Print each line of the listing once more, precisely as given.

RECORD LIST:
>>

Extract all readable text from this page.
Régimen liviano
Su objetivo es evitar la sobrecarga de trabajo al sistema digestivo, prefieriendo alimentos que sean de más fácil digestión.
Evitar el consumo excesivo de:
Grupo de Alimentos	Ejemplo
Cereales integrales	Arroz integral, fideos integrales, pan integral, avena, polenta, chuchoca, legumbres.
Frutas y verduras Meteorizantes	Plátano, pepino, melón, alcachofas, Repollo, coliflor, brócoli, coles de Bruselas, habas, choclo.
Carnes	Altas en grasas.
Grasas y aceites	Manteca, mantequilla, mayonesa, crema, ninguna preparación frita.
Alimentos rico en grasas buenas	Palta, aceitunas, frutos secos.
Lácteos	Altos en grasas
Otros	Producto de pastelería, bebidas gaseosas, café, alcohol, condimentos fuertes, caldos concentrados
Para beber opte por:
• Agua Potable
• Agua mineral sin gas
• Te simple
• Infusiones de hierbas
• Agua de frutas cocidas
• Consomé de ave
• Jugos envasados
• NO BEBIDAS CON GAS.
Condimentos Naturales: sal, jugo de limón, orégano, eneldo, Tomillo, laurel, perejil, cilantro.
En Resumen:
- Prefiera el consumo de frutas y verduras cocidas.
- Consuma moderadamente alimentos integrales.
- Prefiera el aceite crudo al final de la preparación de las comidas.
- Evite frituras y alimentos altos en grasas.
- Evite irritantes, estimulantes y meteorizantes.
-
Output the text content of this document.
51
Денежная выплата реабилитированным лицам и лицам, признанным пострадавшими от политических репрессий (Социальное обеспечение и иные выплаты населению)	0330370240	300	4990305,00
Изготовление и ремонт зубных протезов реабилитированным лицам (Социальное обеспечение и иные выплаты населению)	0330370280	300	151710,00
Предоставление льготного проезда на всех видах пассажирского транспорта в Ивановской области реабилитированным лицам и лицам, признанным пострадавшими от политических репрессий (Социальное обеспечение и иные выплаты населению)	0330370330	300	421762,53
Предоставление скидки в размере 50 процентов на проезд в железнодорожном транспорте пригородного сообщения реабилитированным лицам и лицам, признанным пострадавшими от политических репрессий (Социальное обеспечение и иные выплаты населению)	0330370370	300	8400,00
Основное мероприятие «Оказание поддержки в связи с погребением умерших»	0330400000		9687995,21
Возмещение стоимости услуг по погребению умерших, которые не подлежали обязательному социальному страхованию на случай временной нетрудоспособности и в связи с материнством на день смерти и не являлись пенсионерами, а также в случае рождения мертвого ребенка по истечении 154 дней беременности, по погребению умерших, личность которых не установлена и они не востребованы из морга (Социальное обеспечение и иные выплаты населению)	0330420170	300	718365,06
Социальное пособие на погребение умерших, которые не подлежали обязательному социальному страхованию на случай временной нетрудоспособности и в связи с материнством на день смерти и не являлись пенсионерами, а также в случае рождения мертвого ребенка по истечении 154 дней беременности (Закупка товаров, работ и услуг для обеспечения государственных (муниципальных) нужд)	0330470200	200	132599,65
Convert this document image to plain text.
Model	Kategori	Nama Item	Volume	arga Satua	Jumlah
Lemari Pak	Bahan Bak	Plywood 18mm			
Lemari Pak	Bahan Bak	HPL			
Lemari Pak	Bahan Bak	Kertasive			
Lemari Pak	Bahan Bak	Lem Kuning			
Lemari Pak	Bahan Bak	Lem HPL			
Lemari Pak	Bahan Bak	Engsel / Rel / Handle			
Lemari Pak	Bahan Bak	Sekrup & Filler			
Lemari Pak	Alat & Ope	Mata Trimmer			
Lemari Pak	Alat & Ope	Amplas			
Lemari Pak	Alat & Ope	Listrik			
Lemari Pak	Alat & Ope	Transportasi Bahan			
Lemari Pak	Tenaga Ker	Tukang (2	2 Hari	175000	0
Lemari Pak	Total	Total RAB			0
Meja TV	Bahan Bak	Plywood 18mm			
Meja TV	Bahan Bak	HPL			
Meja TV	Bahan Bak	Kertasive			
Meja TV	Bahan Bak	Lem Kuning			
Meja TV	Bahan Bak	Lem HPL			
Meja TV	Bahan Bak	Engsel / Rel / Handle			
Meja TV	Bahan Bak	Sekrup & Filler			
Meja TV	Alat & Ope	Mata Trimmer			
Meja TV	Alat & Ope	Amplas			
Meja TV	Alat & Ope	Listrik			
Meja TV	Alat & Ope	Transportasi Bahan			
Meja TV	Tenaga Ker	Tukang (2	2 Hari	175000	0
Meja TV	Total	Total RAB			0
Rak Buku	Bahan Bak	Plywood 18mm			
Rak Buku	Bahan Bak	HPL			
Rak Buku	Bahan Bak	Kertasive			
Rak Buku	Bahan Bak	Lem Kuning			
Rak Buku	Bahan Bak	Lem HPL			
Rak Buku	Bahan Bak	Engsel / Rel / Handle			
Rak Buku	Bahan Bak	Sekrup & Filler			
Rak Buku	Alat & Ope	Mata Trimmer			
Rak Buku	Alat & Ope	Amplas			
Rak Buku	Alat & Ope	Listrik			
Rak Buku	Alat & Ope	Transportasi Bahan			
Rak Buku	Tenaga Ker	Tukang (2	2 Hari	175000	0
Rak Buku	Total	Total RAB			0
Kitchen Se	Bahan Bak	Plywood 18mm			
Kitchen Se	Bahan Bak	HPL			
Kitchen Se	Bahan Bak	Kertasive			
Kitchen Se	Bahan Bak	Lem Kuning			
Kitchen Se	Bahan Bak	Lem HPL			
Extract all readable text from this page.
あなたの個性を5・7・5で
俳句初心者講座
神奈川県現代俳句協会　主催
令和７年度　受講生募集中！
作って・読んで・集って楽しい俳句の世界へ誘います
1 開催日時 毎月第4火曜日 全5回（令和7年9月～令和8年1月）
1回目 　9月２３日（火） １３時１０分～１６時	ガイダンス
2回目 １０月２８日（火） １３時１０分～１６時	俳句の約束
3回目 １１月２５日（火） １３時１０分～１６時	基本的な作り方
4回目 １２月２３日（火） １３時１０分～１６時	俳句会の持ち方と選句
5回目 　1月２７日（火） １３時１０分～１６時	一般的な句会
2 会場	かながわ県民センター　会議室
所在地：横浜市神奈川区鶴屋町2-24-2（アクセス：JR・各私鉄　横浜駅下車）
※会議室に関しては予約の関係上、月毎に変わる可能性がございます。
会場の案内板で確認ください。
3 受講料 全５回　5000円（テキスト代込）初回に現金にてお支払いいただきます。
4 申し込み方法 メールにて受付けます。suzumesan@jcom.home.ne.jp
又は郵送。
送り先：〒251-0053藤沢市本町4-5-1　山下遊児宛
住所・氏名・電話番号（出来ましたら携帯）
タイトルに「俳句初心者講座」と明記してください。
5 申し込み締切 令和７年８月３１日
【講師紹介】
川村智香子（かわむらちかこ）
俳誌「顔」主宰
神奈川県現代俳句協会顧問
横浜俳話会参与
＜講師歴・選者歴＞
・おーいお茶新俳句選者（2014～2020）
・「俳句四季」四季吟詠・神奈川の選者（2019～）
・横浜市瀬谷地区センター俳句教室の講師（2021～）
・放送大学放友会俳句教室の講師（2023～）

<<

SOLUTION TO THE EXERCISE:
Extract all readable text from this page.
Régimen liviano
Su objetivo es evitar la sobrecarga de trabajo al sistema digestivo, prefieriendo alimentos que sean de más fácil digestión.
Evitar el consumo excesivo de:
Grupo de Alimentos	Ejemplo
Cereales integrales	Arroz integral, fideos integrales, pan integral, avena, polenta, chuchoca, legumbres.
Frutas y verduras Meteorizantes	Plátano, pepino, melón, alcachofas, Repollo, coliflor, brócoli, coles de Bruselas, habas, choclo.
Carnes	Altas en grasas.
Grasas y aceites	Manteca, mantequilla, mayonesa, crema, ninguna preparación frita.
Alimentos rico en grasas buenas	Palta, aceitunas, frutos secos.
Lácteos	Altos en grasas
Otros	Producto de pastelería, bebidas gaseosas, café, alcohol, condimentos fuertes, caldos concentrados
Para beber opte por:
• Agua Potable
• Agua mineral sin gas
• Te simple
• Infusiones de hierbas
• Agua de frutas cocidas
• Consomé de ave
• Jugos envasados
• NO BEBIDAS CON GAS.
Condimentos Naturales: sal, jugo de limón, orégano, eneldo, Tomillo, laurel, perejil, cilantro.
En Resumen:
- Prefiera el consumo de frutas y verduras cocidas.
- Consuma moderadamente alimentos integrales.
- Prefiera el aceite crudo al final de la preparación de las comidas.
- Evite frituras y alimentos altos en grasas.
- Evite irritantes, estimulantes y meteorizantes.
-
Output the text content of this document.
51
Денежная выплата реабилитированным лицам и лицам, признанным пострадавшими от политических репрессий (Социальное обеспечение и иные выплаты населению)	0330370240	300	4990305,00
Изготовление и ремонт зубных протезов реабилитированным лицам (Социальное обеспечение и иные выплаты населению)	0330370280	300	151710,00
Предоставление льготного проезда на всех видах пассажирского транспорта в Ивановской области реабилитированным лицам и лицам, признанным пострадавшими от политических репрессий (Социальное обеспечение и иные выплаты населению)	0330370330	300	421762,53
Предоставление скидки в размере 50 процентов на проезд в железнодорожном транспорте пригородного сообщения реабилитированным лицам и лицам, признанным пострадавшими от политических репрессий (Социальное обеспечение и иные выплаты населению)	0330370370	300	8400,00
Основное мероприятие «Оказание поддержки в связи с погребением умерших»	0330400000		9687995,21
Возмещение стоимости услуг по погребению умерших, которые не подлежали обязательному социальному страхованию на случай временной нетрудоспособности и в связи с материнством на день смерти и не являлись пенсионерами, а также в случае рождения мертвого ребенка по истечении 154 дней беременности, по погребению умерших, личность которых не установлена и они не востребованы из морга (Социальное обеспечение и иные выплаты населению)	0330420170	300	718365,06
Социальное пособие на погребение умерших, которые не подлежали обязательному социальному страхованию на случай временной нетрудоспособности и в связи с материнством на день смерти и не являлись пенсионерами, а также в случае рождения мертвого ребенка по истечении 154 дней беременности (Закупка товаров, работ и услуг для обеспечения государственных (муниципальных) нужд)	0330470200	200	132599,65
Convert this document image to plain text.
Model	Kategori	Nama Item	Volume	arga Satua	Jumlah
Lemari Pak	Bahan Bak	Plywood 18mm			
Lemari Pak	Bahan Bak	HPL			
Lemari Pak	Bahan Bak	Kertasive			
Lemari Pak	Bahan Bak	Lem Kuning			
Lemari Pak	Bahan Bak	Lem HPL			
Lemari Pak	Bahan Bak	Engsel / Rel / Handle			
Lemari Pak	Bahan Bak	Sekrup & Filler			
Lemari Pak	Alat & Ope	Mata Trimmer			
Lemari Pak	Alat & Ope	Amplas			
Lemari Pak	Alat & Ope	Listrik			
Lemari Pak	Alat & Ope	Transportasi Bahan			
Lemari Pak	Tenaga Ker	Tukang (2	2 Hari	175000	0
Lemari Pak	Total	Total RAB			0
Meja TV	Bahan Bak	Plywood 18mm			
Meja TV	Bahan Bak	HPL			
Meja TV	Bahan Bak	Kertasive			
Meja TV	Bahan Bak	Lem Kuning			
Meja TV	Bahan Bak	Lem HPL			
Meja TV	Bahan Bak	Engsel / Rel / Handle			
Meja TV	Bahan Bak	Sekrup & Filler			
Meja TV	Alat & Ope	Mata Trimmer			
Meja TV	Alat & Ope	Amplas			
Meja TV	Alat & Ope	Listrik			
Meja TV	Alat & Ope	Transportasi Bahan			
Meja TV	Tenaga Ker	Tukang (2	2 Hari	175000	0
Meja TV	Total	Total RAB			0
Rak Buku	Bahan Bak	Plywood 18mm			
Rak Buku	Bahan Bak	HPL			
Rak Buku	Bahan Bak	Kertasive			
Rak Buku	Bahan Bak	Lem Kuning			
Rak Buku	Bahan Bak	Lem HPL			
Rak Buku	Bahan Bak	Engsel / Rel / Handle			
Rak Buku	Bahan Bak	Sekrup & Filler			
Rak Buku	Alat & Ope	Mata Trimmer			
Rak Buku	Alat & Ope	Amplas			
Rak Buku	Alat & Ope	Listrik			
Rak Buku	Alat & Ope	Transportasi Bahan			
Rak Buku	Tenaga Ker	Tukang (2	2 Hari	175000	0
Rak Buku	Total	Total RAB			0
Kitchen Se	Bahan Bak	Plywood 18mm			
Kitchen Se	Bahan Bak	HPL			
Kitchen Se	Bahan Bak	Kertasive			
Kitchen Se	Bahan Bak	Lem Kuning			
Kitchen Se	Bahan Bak	Lem HPL			
Extract all readable text from this page.
あなたの個性を5・7・5で
俳句初心者講座
神奈川県現代俳句協会　主催
令和７年度　受講生募集中！
作って・読んで・集って楽しい俳句の世界へ誘います
1 開催日時 毎月第4火曜日 全5回（令和7年9月～令和8年1月）
1回目 　9月２３日（火） １３時１０分～１６時	ガイダンス
2回目 １０月２８日（火） １３時１０分～１６時	俳句の約束
3回目 １１月２５日（火） １３時１０分～１６時	基本的な作り方
4回目 １２月２３日（火） １３時１０分～１６時	俳句会の持ち方と選句
5回目 　1月２７日（火） １３時１０分～１６時	一般的な句会
2 会場	かながわ県民センター　会議室
所在地：横浜市神奈川区鶴屋町2-24-2（アクセス：JR・各私鉄　横浜駅下車）
※会議室に関しては予約の関係上、月毎に変わる可能性がございます。
会場の案内板で確認ください。
3 受講料 全５回　5000円（テキスト代込）初回に現金にてお支払いいただきます。
4 申し込み方法 メールにて受付けます。suzumesan@jcom.home.ne.jp
又は郵送。
送り先：〒251-0053藤沢市本町4-5-1　山下遊児宛
住所・氏名・電話番号（出来ましたら携帯）
タイトルに「俳句初心者講座」と明記してください。
5 申し込み締切 令和７年８月３１日
【講師紹介】
川村智香子（かわむらちかこ）
俳誌「顔」主宰
神奈川県現代俳句協会顧問
横浜俳話会参与
＜講師歴・選者歴＞
・おーいお茶新俳句選者（2014～2020）
・「俳句四季」四季吟詠・神奈川の選者（2019～）
・横浜市瀬谷地区センター俳句教室の講師（2021～）
・放送大学放友会俳句教室の講師（2023～）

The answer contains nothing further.